** EXERCISE OBJECTIVE **
Every line of the data must be copied exactly.

** DATASET EXTRACT **

-------------------------

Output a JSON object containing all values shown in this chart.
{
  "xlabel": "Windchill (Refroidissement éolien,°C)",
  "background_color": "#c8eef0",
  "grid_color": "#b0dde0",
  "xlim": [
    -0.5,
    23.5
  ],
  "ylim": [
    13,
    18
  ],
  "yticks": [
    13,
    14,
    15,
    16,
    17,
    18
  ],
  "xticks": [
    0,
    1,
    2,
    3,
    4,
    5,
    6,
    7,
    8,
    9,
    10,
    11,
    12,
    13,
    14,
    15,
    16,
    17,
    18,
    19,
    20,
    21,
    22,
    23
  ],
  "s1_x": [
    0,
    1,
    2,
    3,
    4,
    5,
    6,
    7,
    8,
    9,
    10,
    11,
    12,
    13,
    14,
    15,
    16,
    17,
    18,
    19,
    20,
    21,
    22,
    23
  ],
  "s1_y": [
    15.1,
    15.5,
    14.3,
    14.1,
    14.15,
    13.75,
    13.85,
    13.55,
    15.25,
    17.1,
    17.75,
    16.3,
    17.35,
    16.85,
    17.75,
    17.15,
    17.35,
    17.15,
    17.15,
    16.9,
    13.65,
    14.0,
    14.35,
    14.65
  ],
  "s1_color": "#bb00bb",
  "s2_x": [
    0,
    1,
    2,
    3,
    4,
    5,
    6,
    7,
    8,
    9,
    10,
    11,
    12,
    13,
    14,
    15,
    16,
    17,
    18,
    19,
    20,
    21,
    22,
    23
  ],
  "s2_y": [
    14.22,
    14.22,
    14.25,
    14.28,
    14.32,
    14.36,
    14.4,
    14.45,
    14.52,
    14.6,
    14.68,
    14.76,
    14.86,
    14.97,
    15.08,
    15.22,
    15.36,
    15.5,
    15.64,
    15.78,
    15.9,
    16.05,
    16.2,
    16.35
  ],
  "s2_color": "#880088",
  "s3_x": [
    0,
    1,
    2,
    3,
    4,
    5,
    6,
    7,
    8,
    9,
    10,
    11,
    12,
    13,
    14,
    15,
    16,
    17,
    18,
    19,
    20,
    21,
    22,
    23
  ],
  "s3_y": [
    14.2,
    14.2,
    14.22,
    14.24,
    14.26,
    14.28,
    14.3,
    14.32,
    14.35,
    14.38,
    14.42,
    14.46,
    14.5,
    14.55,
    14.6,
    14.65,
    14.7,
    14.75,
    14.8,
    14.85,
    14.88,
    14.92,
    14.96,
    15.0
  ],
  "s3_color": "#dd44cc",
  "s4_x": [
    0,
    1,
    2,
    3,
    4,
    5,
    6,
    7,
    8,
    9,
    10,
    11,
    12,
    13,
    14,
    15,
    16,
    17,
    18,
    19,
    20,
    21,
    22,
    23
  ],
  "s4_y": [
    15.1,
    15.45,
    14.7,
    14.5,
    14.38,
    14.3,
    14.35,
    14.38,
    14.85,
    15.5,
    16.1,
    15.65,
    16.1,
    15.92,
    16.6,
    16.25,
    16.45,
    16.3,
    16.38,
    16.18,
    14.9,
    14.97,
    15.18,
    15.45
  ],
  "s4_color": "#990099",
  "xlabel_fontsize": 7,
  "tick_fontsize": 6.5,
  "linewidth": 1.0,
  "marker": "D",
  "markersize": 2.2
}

-------------------------

** OUTPUT BELOW **
Output a JSON object containing all values shown in this chart.
{
  "xlabel": "Windchill (Refroidissement éolien,°C)",
  "background_color": "#c8eef0",
  "grid_color": "#b0dde0",
  "xlim": [
    -0.5,
    23.5
  ],
  "ylim": [
    13,
    18
  ],
  "yticks": [
    13,
    14,
    15,
    16,
    17,
    18
  ],
  "xticks": [
    0,
    1,
    2,
    3,
    4,
    5,
    6,
    7,
    8,
    9,
    10,
    11,
    12,
    13,
    14,
    15,
    16,
    17,
    18,
    19,
    20,
    21,
    22,
    23
  ],
  "s1_x": [
    0,
    1,
    2,
    3,
    4,
    5,
    6,
    7,
    8,
    9,
    10,
    11,
    12,
    13,
    14,
    15,
    16,
    17,
    18,
    19,
    20,
    21,
    22,
    23
  ],
  "s1_y": [
    15.1,
    15.5,
    14.3,
    14.1,
    14.15,
    13.75,
    13.85,
    13.55,
    15.25,
    17.1,
    17.75,
    16.3,
    17.35,
    16.85,
    17.75,
    17.15,
    17.35,
    17.15,
    17.15,
    16.9,
    13.65,
    14.0,
    14.35,
    14.65
  ],
  "s1_color": "#bb00bb",
  "s2_x": [
    0,
    1,
    2,
    3,
    4,
    5,
    6,
    7,
    8,
    9,
    10,
    11,
    12,
    13,
    14,
    15,
    16,
    17,
    18,
    19,
    20,
    21,
    22,
    23
  ],
  "s2_y": [
    14.22,
    14.22,
    14.25,
    14.28,
    14.32,
    14.36,
    14.4,
    14.45,
    14.52,
    14.6,
    14.68,
    14.76,
    14.86,
    14.97,
    15.08,
    15.22,
    15.36,
    15.5,
    15.64,
    15.78,
    15.9,
    16.05,
    16.2,
    16.35
  ],
  "s2_color": "#880088",
  "s3_x": [
    0,
    1,
    2,
    3,
    4,
    5,
    6,
    7,
    8,
    9,
    10,
    11,
    12,
    13,
    14,
    15,
    16,
    17,
    18,
    19,
    20,
    21,
    22,
    23
  ],
  "s3_y": [
    14.2,
    14.2,
    14.22,
    14.24,
    14.26,
    14.28,
    14.3,
    14.32,
    14.35,
    14.38,
    14.42,
    14.46,
    14.5,
    14.55,
    14.6,
    14.65,
    14.7,
    14.75,
    14.8,
    14.85,
    14.88,
    14.92,
    14.96,
    15.0
  ],
  "s3_color": "#dd44cc",
  "s4_x": [
    0,
    1,
    2,
    3,
    4,
    5,
    6,
    7,
    8,
    9,
    10,
    11,
    12,
    13,
    14,
    15,
    16,
    17,
    18,
    19,
    20,
    21,
    22,
    23
  ],
  "s4_y": [
    15.1,
    15.45,
    14.7,
    14.5,
    14.38,
    14.3,
    14.35,
    14.38,
    14.85,
    15.5,
    16.1,
    15.65,
    16.1,
    15.92,
    16.6,
    16.25,
    16.45,
    16.3,
    16.38,
    16.18,
    14.9,
    14.97,
    15.18,
    15.45
  ],
  "s4_color": "#990099",
  "xlabel_fontsize": 7,
  "tick_fontsize": 6.5,
  "linewidth": 1.0,
  "marker": "D",
  "markersize": 2.2
}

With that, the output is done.